What you will do: Below are some entries. Return exactly the lines from the one with "Give me a plain-text" through the final line, leaving out any pictures.

Provided information:
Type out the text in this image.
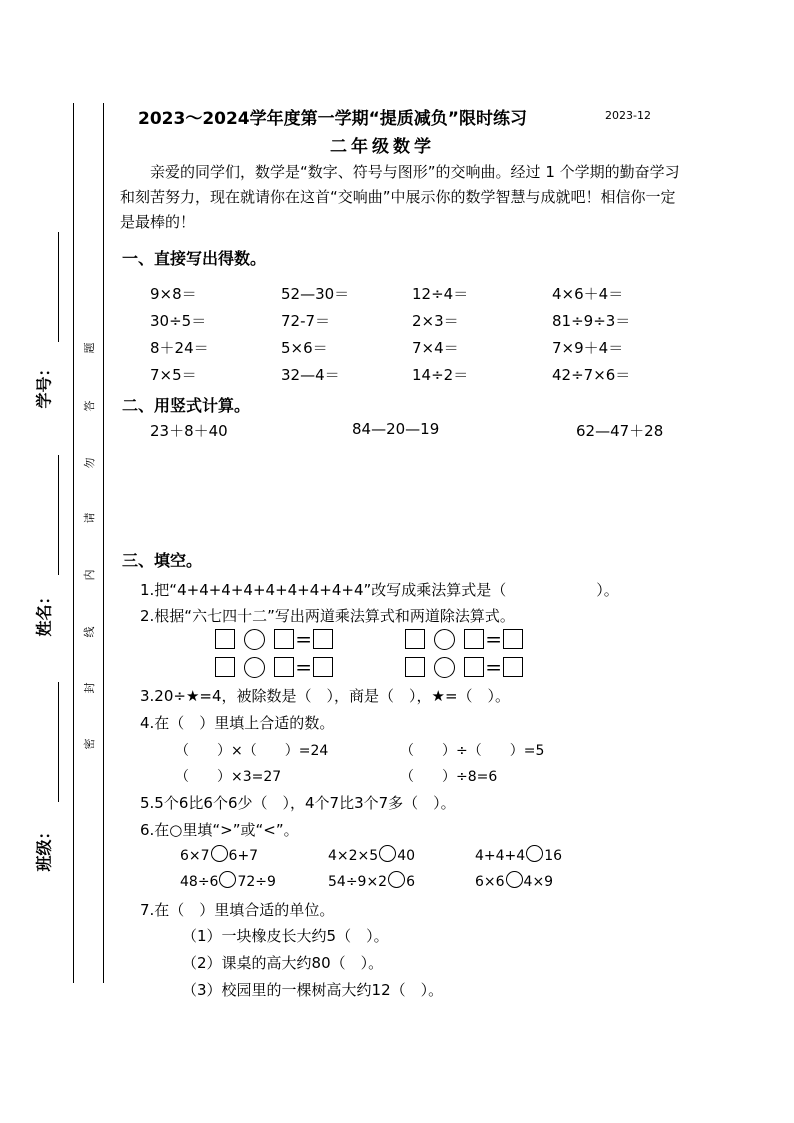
学号：
姓名：
班级：
题
答
勿
请
内
线
封
密
2023～2024学年度第一学期“提质减负”限时练习	2023-12
二年级数学
亲爱的同学们，数学是“数字、符号与图形”的交响曲。经过 1 个学期的勤奋学习和刻苦努力，现在就请你在这首“交响曲”中展示你的数学智慧与成就吧！相信你一定是最棒的！
一、直接写出得数。
9×8＝	52—30＝	12÷4＝	4×6＋4＝
30÷5＝	72-7＝	2×3＝	81÷9÷3＝
8＋24＝	5×6＝	7×4＝	7×9＋4＝
7×5＝	32—4＝	14÷2＝	42÷7×6＝
二、用竖式计算。
23＋8＋40	84—20—19	62—47＋28
三、填空。
1.把“4+4+4+4+4+4+4+4+4”改写成乘法算式是（　　　　　　）。
2.根据“六七四十二”写出两道乘法算式和两道除法算式。
=	=
=	=
3.20÷★=4，被除数是（　），商是（　），★=（　）。
4.在（　）里填上合适的数。
（　　）×（　　）=24	（　　）÷（　　）=5
（　　）×3=27	（　　）÷8=6
5.5个6比6个6少（　），4个7比3个7多（　）。
6.在○里填“>”或“<”。
6×7 6+7	4×2×5 40	4+4+4 16
48÷6 72÷9	54÷9×2 6	6×6 4×9
7.在（　）里填合适的单位。
（1）一块橡皮长大约5（　）。
（2）课桌的高大约80（　）。
（3）校园里的一棵树高大约12（　）。
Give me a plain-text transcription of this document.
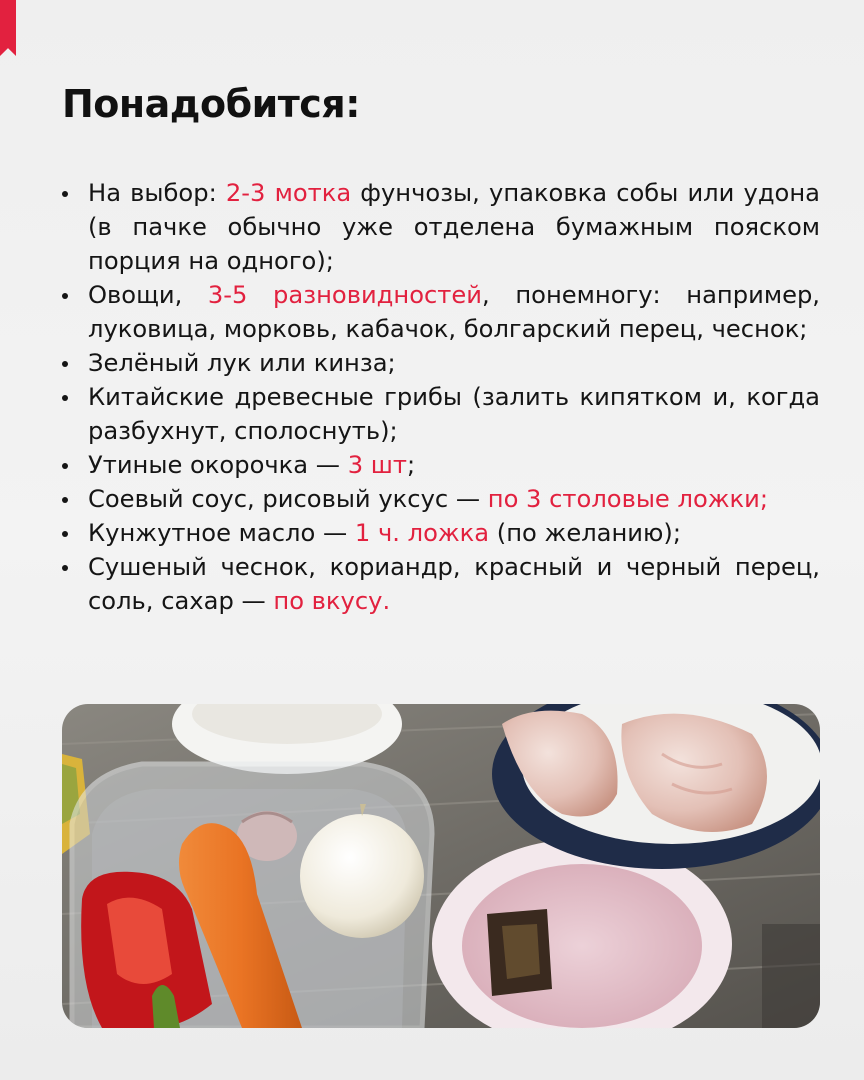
Понадобится:
На выбор: 2-3 мотка фунчозы, упаковка собы или удона (в пачке обычно уже отделена бумажным пояском порция на одного);
Овощи, 3-5 разновидностей, понемногу: например, луковица, морковь, кабачок, болгарский перец, чеснок;
Зелёный лук или кинза;
Китайские древесные грибы (залить кипятком и, когда разбухнут, сполоснуть);
Утиные окорочка — 3 шт;
Соевый соус, рисовый уксус — по 3 столовые ложки;
Кунжутное масло — 1 ч. ложка (по желанию);
Сушеный чеснок, кориандр, красный и черный перец, соль, сахар — по вкусу.
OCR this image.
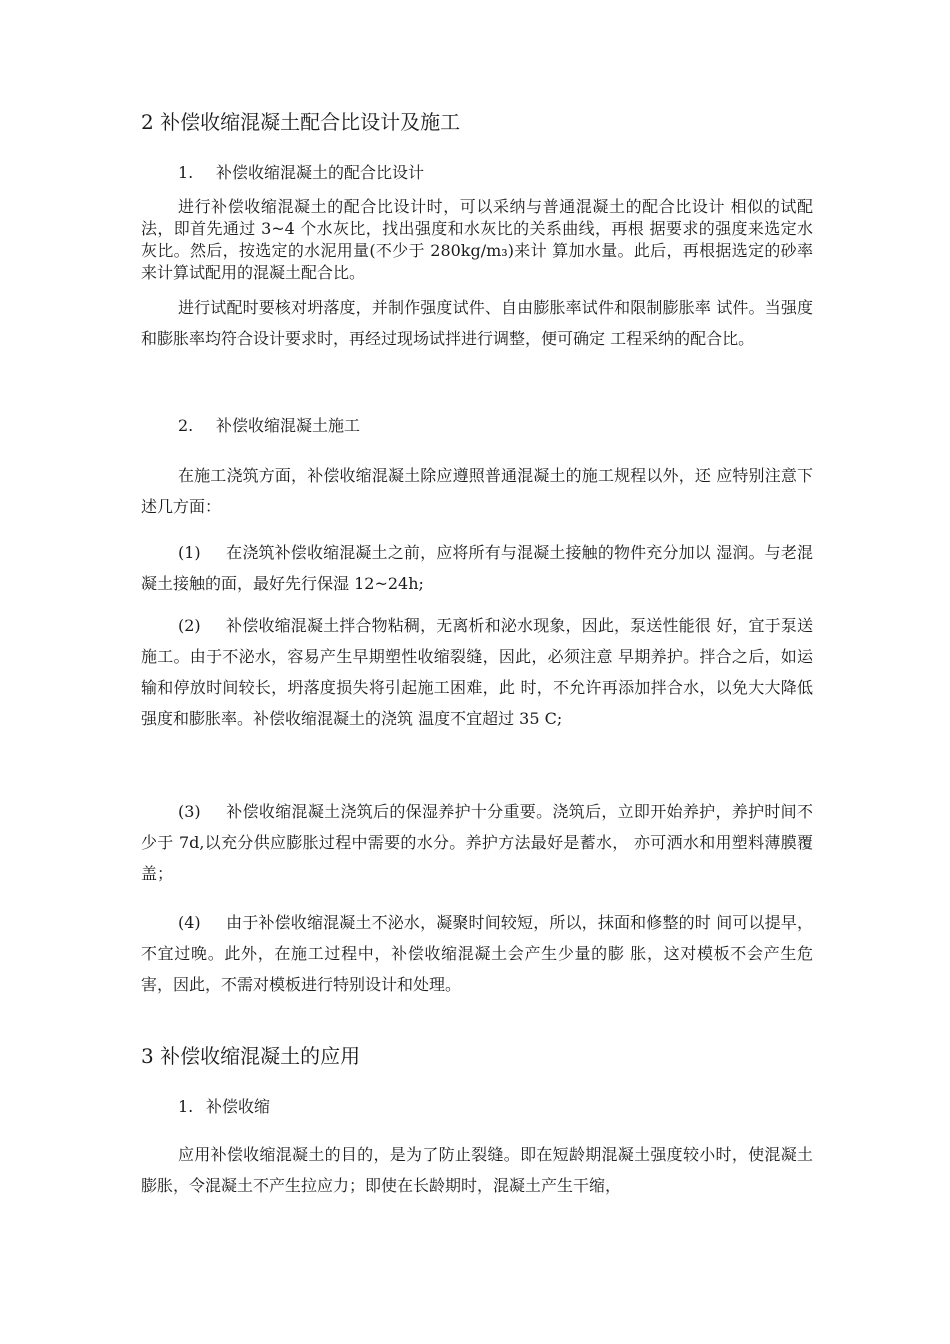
2 补偿收缩混凝土配合比设计及施工
1. 补偿收缩混凝土的配合比设计
进行补偿收缩混凝土的配合比设计时，可以采纳与普通混凝土的配合比设计 相似的试配法，即首先通过 3~4 个水灰比，找出强度和水灰比的关系曲线，再根 据要求的强度来选定水灰比。然后，按选定的水泥用量(不少于 280kg/m₃)来计 算加水量。此后，再根据选定的砂率来计算试配用的混凝土配合比。
进行试配时要核对坍落度，并制作强度试件、自由膨胀率试件和限制膨胀率 试件。当强度和膨胀率均符合设计要求时，再经过现场试拌进行调整，便可确定 工程采纳的配合比。
2. 补偿收缩混凝土施工
在施工浇筑方面，补偿收缩混凝土除应遵照普通混凝土的施工规程以外，还 应特别注意下述几方面：
(1) 在浇筑补偿收缩混凝土之前，应将所有与混凝土接触的物件充分加以 湿润。与老混凝土接触的面，最好先行保湿 12~24h;
(2) 补偿收缩混凝土拌合物粘稠，无离析和泌水现象，因此，泵送性能很 好，宜于泵送施工。由于不泌水，容易产生早期塑性收缩裂缝，因此，必须注意 早期养护。拌合之后，如运输和停放时间较长，坍落度损失将引起施工困难，此 时，不允许再添加拌合水，以免大大降低强度和膨胀率。补偿收缩混凝土的浇筑 温度不宜超过 35 C;
(3) 补偿收缩混凝土浇筑后的保湿养护十分重要。浇筑后，立即开始养护，养护时间不少于 7d,以充分供应膨胀过程中需要的水分。养护方法最好是蓄水， 亦可洒水和用塑料薄膜覆盖；
(4) 由于补偿收缩混凝土不泌水，凝聚时间较短，所以，抹面和修整的时 间可以提早，不宜过晚。此外，在施工过程中，补偿收缩混凝土会产生少量的膨 胀，这对模板不会产生危害，因此，不需对模板进行特别设计和处理。
3 补偿收缩混凝土的应用
1. 补偿收缩
应用补偿收缩混凝土的目的，是为了防止裂缝。即在短龄期混凝土强度较小时，使混凝土膨胀，令混凝土不产生拉应力；即使在长龄期时，混凝土产生干缩，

Expected answer:
Give me a plain-text transcription of this document.
Понадобится:
На выбор: 2-3 мотка фунчозы, упаковка собы или удона (в пачке обычно уже отделена бумажным пояском порция на одного);
Овощи, 3-5 разновидностей, понемногу: например, луковица, морковь, кабачок, болгарский перец, чеснок;
Зелёный лук или кинза;
Китайские древесные грибы (залить кипятком и, когда разбухнут, сполоснуть);
Утиные окорочка — 3 шт;
Соевый соус, рисовый уксус — по 3 столовые ложки;
Кунжутное масло — 1 ч. ложка (по желанию);
Сушеный чеснок, кориандр, красный и черный перец, соль, сахар — по вкусу.
OCR this image.
2 补偿收缩混凝土配合比设计及施工
1. 补偿收缩混凝土的配合比设计
进行补偿收缩混凝土的配合比设计时，可以采纳与普通混凝土的配合比设计 相似的试配法，即首先通过 3~4 个水灰比，找出强度和水灰比的关系曲线，再根 据要求的强度来选定水灰比。然后，按选定的水泥用量(不少于 280kg/m₃)来计 算加水量。此后，再根据选定的砂率来计算试配用的混凝土配合比。
进行试配时要核对坍落度，并制作强度试件、自由膨胀率试件和限制膨胀率 试件。当强度和膨胀率均符合设计要求时，再经过现场试拌进行调整，便可确定 工程采纳的配合比。
2. 补偿收缩混凝土施工
在施工浇筑方面，补偿收缩混凝土除应遵照普通混凝土的施工规程以外，还 应特别注意下述几方面：
(1) 在浇筑补偿收缩混凝土之前，应将所有与混凝土接触的物件充分加以 湿润。与老混凝土接触的面，最好先行保湿 12~24h;
(2) 补偿收缩混凝土拌合物粘稠，无离析和泌水现象，因此，泵送性能很 好，宜于泵送施工。由于不泌水，容易产生早期塑性收缩裂缝，因此，必须注意 早期养护。拌合之后，如运输和停放时间较长，坍落度损失将引起施工困难，此 时，不允许再添加拌合水，以免大大降低强度和膨胀率。补偿收缩混凝土的浇筑 温度不宜超过 35 C;
(3) 补偿收缩混凝土浇筑后的保湿养护十分重要。浇筑后，立即开始养护，养护时间不少于 7d,以充分供应膨胀过程中需要的水分。养护方法最好是蓄水， 亦可洒水和用塑料薄膜覆盖；
(4) 由于补偿收缩混凝土不泌水，凝聚时间较短，所以，抹面和修整的时 间可以提早，不宜过晚。此外，在施工过程中，补偿收缩混凝土会产生少量的膨 胀，这对模板不会产生危害，因此，不需对模板进行特别设计和处理。
3 补偿收缩混凝土的应用
1. 补偿收缩
应用补偿收缩混凝土的目的，是为了防止裂缝。即在短龄期混凝土强度较小时，使混凝土膨胀，令混凝土不产生拉应力；即使在长龄期时，混凝土产生干缩，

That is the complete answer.